**What is needed**
Locate each line with the string "content" in the listing below and copy it.

**Record excerpts**
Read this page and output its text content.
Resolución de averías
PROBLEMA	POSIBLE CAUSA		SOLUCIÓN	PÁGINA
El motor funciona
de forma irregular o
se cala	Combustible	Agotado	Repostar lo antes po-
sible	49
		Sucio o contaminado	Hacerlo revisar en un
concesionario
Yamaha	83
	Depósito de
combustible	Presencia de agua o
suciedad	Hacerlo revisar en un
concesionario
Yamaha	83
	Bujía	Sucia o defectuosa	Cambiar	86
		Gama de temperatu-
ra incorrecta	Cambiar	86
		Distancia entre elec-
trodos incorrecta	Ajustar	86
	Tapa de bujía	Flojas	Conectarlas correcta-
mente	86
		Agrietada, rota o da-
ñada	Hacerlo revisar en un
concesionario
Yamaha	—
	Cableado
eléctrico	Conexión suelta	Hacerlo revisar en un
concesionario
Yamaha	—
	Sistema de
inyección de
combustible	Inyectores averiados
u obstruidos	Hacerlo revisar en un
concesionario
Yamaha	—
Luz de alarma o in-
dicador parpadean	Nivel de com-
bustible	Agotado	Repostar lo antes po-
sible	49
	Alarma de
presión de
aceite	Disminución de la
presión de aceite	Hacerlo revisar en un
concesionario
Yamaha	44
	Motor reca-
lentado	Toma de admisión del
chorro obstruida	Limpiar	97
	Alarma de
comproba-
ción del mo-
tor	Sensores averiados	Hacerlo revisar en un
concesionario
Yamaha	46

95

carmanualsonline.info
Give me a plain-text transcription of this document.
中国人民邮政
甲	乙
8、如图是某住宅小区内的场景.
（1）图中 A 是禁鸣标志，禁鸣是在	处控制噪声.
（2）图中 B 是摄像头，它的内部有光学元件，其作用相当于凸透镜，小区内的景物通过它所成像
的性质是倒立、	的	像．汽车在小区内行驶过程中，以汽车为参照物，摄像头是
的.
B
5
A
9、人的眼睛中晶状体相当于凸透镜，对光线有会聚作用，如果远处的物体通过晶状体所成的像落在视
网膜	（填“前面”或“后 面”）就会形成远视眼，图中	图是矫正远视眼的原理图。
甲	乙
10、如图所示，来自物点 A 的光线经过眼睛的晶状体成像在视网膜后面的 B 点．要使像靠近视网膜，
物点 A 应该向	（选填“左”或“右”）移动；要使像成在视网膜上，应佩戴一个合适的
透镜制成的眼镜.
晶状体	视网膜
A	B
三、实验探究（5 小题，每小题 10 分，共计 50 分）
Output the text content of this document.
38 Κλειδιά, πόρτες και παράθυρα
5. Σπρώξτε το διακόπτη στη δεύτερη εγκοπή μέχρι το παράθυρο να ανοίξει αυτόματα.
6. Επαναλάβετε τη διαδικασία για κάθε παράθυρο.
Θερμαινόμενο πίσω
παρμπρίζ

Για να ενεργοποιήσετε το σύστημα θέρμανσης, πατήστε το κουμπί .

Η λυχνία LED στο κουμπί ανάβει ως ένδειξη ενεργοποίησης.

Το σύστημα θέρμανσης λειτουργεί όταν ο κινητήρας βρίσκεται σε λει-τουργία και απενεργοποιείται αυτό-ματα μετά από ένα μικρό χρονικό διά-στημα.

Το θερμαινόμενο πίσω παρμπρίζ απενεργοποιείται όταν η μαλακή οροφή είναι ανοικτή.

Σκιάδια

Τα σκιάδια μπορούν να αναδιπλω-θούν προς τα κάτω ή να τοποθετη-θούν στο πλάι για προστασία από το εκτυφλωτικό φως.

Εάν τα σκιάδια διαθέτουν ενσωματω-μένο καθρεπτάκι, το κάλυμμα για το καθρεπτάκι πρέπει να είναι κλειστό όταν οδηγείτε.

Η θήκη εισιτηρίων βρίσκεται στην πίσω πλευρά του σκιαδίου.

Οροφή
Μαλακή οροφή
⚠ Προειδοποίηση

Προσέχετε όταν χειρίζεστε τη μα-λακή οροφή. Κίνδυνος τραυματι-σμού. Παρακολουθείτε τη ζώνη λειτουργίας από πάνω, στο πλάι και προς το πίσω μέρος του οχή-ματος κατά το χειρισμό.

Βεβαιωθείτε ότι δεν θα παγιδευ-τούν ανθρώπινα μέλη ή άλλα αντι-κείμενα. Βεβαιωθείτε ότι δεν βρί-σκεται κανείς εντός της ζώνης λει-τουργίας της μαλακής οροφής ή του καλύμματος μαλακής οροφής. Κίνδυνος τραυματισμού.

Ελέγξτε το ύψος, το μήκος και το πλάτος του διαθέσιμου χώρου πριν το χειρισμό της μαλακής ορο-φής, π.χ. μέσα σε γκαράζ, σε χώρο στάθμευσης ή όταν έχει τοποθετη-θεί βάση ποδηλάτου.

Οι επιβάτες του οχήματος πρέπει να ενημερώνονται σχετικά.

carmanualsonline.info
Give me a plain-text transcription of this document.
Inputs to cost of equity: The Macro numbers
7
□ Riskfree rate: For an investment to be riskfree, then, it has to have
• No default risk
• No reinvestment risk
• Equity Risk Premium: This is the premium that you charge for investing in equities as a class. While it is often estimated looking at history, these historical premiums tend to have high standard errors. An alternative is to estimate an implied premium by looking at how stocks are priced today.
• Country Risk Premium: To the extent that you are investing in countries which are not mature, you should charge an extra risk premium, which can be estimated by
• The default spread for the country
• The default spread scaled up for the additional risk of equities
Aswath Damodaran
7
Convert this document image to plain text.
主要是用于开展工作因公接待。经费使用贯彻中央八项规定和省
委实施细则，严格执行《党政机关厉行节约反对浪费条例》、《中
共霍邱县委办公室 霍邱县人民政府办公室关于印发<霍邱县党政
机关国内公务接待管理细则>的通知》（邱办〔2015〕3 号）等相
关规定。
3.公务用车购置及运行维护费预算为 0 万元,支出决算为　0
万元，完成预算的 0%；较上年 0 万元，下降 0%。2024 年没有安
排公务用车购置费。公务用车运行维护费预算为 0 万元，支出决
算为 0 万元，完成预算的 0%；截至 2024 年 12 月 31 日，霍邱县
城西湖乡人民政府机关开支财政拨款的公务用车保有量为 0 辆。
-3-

**The answer**
Read this page and output its text content.
Output the text content of this document.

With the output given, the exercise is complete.